→ **To do**:
Print all entries precisely as they are written.

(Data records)
★ ★ ★ ★ ★

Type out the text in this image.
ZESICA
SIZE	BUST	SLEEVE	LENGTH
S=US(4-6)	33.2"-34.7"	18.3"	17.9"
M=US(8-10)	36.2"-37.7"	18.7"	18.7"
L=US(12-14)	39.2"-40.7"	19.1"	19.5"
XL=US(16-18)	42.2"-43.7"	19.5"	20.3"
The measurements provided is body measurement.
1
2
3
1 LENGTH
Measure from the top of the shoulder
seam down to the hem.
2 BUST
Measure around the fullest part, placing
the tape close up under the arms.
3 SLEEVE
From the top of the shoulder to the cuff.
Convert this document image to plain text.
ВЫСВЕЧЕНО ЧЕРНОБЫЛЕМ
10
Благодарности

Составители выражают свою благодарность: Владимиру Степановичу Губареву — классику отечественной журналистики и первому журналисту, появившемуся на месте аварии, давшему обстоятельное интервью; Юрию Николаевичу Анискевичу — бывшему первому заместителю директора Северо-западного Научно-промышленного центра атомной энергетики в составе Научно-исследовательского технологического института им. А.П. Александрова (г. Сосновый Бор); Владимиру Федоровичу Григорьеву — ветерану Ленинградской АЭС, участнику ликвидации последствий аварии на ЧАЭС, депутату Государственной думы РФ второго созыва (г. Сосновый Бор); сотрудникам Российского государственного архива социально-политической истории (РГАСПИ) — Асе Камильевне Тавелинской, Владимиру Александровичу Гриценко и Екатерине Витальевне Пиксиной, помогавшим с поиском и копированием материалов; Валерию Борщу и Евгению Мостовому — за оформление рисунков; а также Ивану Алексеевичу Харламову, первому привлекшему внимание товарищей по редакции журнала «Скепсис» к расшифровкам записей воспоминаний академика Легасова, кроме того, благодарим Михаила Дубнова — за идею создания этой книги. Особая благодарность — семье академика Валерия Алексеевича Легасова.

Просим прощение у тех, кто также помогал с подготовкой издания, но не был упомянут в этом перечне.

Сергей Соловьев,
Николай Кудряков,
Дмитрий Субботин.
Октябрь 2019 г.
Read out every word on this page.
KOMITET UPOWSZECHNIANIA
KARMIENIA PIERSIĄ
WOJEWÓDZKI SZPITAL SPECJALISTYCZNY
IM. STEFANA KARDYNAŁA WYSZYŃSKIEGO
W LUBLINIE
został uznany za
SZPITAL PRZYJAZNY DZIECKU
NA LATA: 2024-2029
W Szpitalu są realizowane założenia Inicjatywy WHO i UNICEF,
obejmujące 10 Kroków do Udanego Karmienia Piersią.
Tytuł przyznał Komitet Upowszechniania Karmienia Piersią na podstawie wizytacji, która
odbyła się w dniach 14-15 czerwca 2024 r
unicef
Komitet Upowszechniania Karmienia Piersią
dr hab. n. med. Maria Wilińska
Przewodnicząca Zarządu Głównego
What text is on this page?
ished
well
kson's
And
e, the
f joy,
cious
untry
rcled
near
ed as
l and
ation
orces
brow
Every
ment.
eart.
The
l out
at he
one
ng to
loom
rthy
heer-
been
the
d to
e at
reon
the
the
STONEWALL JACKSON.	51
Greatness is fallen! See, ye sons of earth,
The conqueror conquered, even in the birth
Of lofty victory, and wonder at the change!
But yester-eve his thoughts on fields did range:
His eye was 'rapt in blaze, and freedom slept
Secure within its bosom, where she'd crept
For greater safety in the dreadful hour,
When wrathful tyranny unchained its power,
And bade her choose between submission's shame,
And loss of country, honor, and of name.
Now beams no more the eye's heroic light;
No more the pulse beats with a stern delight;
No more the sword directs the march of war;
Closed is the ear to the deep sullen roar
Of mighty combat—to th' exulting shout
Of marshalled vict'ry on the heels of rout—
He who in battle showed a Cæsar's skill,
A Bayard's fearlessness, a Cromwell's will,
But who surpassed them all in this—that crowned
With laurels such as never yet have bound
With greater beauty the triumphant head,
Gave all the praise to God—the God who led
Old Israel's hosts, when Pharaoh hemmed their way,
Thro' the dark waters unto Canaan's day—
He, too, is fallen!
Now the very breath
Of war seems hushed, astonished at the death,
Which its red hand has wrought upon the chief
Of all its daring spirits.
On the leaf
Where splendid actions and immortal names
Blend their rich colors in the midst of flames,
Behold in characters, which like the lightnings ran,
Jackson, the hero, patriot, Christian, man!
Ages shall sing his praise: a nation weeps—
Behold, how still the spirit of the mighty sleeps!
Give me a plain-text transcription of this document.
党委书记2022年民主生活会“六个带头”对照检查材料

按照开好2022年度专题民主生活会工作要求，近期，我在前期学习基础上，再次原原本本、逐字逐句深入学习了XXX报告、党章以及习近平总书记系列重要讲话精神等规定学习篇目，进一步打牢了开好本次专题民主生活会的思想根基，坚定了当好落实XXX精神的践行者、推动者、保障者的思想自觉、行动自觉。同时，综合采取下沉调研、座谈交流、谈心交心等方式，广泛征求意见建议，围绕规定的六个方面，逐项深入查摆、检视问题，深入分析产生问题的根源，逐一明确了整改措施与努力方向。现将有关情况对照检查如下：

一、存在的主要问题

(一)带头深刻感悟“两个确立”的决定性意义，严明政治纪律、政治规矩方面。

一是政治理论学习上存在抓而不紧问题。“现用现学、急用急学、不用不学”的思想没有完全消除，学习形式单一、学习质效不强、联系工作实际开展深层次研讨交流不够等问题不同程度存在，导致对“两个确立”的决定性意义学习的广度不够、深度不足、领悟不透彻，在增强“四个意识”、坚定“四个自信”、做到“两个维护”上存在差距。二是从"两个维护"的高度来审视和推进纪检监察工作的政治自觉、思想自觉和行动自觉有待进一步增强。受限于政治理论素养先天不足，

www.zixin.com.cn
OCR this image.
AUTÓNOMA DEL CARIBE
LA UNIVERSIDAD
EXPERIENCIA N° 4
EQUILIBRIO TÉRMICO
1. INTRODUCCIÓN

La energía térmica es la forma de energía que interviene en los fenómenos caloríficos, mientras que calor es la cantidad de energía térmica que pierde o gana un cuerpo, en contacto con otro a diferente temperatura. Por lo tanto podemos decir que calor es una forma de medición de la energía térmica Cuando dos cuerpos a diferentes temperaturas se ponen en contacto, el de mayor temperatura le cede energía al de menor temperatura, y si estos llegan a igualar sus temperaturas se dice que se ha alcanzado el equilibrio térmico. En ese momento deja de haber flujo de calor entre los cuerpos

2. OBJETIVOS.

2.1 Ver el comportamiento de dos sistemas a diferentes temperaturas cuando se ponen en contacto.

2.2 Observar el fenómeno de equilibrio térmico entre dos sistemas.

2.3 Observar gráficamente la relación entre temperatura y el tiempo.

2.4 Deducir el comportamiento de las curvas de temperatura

★ ★ ★ ★ ★

→ **Response**:
Type out the text in this image.
ZESICA
SIZE	BUST	SLEEVE	LENGTH
S=US(4-6)	33.2"-34.7"	18.3"	17.9"
M=US(8-10)	36.2"-37.7"	18.7"	18.7"
L=US(12-14)	39.2"-40.7"	19.1"	19.5"
XL=US(16-18)	42.2"-43.7"	19.5"	20.3"
The measurements provided is body measurement.
1
2
3
1 LENGTH
Measure from the top of the shoulder
seam down to the hem.
2 BUST
Measure around the fullest part, placing
the tape close up under the arms.
3 SLEEVE
From the top of the shoulder to the cuff.
Convert this document image to plain text.
ВЫСВЕЧЕНО ЧЕРНОБЫЛЕМ
10
Благодарности

Составители выражают свою благодарность: Владимиру Степановичу Губареву — классику отечественной журналистики и первому журналисту, появившемуся на месте аварии, давшему обстоятельное интервью; Юрию Николаевичу Анискевичу — бывшему первому заместителю директора Северо-западного Научно-промышленного центра атомной энергетики в составе Научно-исследовательского технологического института им. А.П. Александрова (г. Сосновый Бор); Владимиру Федоровичу Григорьеву — ветерану Ленинградской АЭС, участнику ликвидации последствий аварии на ЧАЭС, депутату Государственной думы РФ второго созыва (г. Сосновый Бор); сотрудникам Российского государственного архива социально-политической истории (РГАСПИ) — Асе Камильевне Тавелинской, Владимиру Александровичу Гриценко и Екатерине Витальевне Пиксиной, помогавшим с поиском и копированием материалов; Валерию Борщу и Евгению Мостовому — за оформление рисунков; а также Ивану Алексеевичу Харламову, первому привлекшему внимание товарищей по редакции журнала «Скепсис» к расшифровкам записей воспоминаний академика Легасова, кроме того, благодарим Михаила Дубнова — за идею создания этой книги. Особая благодарность — семье академика Валерия Алексеевича Легасова.

Просим прощение у тех, кто также помогал с подготовкой издания, но не был упомянут в этом перечне.

Сергей Соловьев,
Николай Кудряков,
Дмитрий Субботин.
Октябрь 2019 г.
Read out every word on this page.
KOMITET UPOWSZECHNIANIA
KARMIENIA PIERSIĄ
WOJEWÓDZKI SZPITAL SPECJALISTYCZNY
IM. STEFANA KARDYNAŁA WYSZYŃSKIEGO
W LUBLINIE
został uznany za
SZPITAL PRZYJAZNY DZIECKU
NA LATA: 2024-2029
W Szpitalu są realizowane założenia Inicjatywy WHO i UNICEF,
obejmujące 10 Kroków do Udanego Karmienia Piersią.
Tytuł przyznał Komitet Upowszechniania Karmienia Piersią na podstawie wizytacji, która
odbyła się w dniach 14-15 czerwca 2024 r
unicef
Komitet Upowszechniania Karmienia Piersią
dr hab. n. med. Maria Wilińska
Przewodnicząca Zarządu Głównego
What text is on this page?
ished
well
kson's
And
e, the
f joy,
cious
untry
rcled
near
ed as
l and
ation
orces
brow
Every
ment.
eart.
The
l out
at he
one
ng to
loom
rthy
heer-
been
the
d to
e at
reon
the
the
STONEWALL JACKSON.	51
Greatness is fallen! See, ye sons of earth,
The conqueror conquered, even in the birth
Of lofty victory, and wonder at the change!
But yester-eve his thoughts on fields did range:
His eye was 'rapt in blaze, and freedom slept
Secure within its bosom, where she'd crept
For greater safety in the dreadful hour,
When wrathful tyranny unchained its power,
And bade her choose between submission's shame,
And loss of country, honor, and of name.
Now beams no more the eye's heroic light;
No more the pulse beats with a stern delight;
No more the sword directs the march of war;
Closed is the ear to the deep sullen roar
Of mighty combat—to th' exulting shout
Of marshalled vict'ry on the heels of rout—
He who in battle showed a Cæsar's skill,
A Bayard's fearlessness, a Cromwell's will,
But who surpassed them all in this—that crowned
With laurels such as never yet have bound
With greater beauty the triumphant head,
Gave all the praise to God—the God who led
Old Israel's hosts, when Pharaoh hemmed their way,
Thro' the dark waters unto Canaan's day—
He, too, is fallen!
Now the very breath
Of war seems hushed, astonished at the death,
Which its red hand has wrought upon the chief
Of all its daring spirits.
On the leaf
Where splendid actions and immortal names
Blend their rich colors in the midst of flames,
Behold in characters, which like the lightnings ran,
Jackson, the hero, patriot, Christian, man!
Ages shall sing his praise: a nation weeps—
Behold, how still the spirit of the mighty sleeps!
Give me a plain-text transcription of this document.
党委书记2022年民主生活会“六个带头”对照检查材料

按照开好2022年度专题民主生活会工作要求，近期，我在前期学习基础上，再次原原本本、逐字逐句深入学习了XXX报告、党章以及习近平总书记系列重要讲话精神等规定学习篇目，进一步打牢了开好本次专题民主生活会的思想根基，坚定了当好落实XXX精神的践行者、推动者、保障者的思想自觉、行动自觉。同时，综合采取下沉调研、座谈交流、谈心交心等方式，广泛征求意见建议，围绕规定的六个方面，逐项深入查摆、检视问题，深入分析产生问题的根源，逐一明确了整改措施与努力方向。现将有关情况对照检查如下：

一、存在的主要问题

(一)带头深刻感悟“两个确立”的决定性意义，严明政治纪律、政治规矩方面。

一是政治理论学习上存在抓而不紧问题。“现用现学、急用急学、不用不学”的思想没有完全消除，学习形式单一、学习质效不强、联系工作实际开展深层次研讨交流不够等问题不同程度存在，导致对“两个确立”的决定性意义学习的广度不够、深度不足、领悟不透彻，在增强“四个意识”、坚定“四个自信”、做到“两个维护”上存在差距。二是从"两个维护"的高度来审视和推进纪检监察工作的政治自觉、思想自觉和行动自觉有待进一步增强。受限于政治理论素养先天不足，

www.zixin.com.cn
OCR this image.
AUTÓNOMA DEL CARIBE
LA UNIVERSIDAD
EXPERIENCIA N° 4
EQUILIBRIO TÉRMICO
1. INTRODUCCIÓN

La energía térmica es la forma de energía que interviene en los fenómenos caloríficos, mientras que calor es la cantidad de energía térmica que pierde o gana un cuerpo, en contacto con otro a diferente temperatura. Por lo tanto podemos decir que calor es una forma de medición de la energía térmica Cuando dos cuerpos a diferentes temperaturas se ponen en contacto, el de mayor temperatura le cede energía al de menor temperatura, y si estos llegan a igualar sus temperaturas se dice que se ha alcanzado el equilibrio térmico. En ese momento deja de haber flujo de calor entre los cuerpos

2. OBJETIVOS.

2.1 Ver el comportamiento de dos sistemas a diferentes temperaturas cuando se ponen en contacto.

2.2 Observar el fenómeno de equilibrio térmico entre dos sistemas.

2.3 Observar gráficamente la relación entre temperatura y el tiempo.

2.4 Deducir el comportamiento de las curvas de temperatura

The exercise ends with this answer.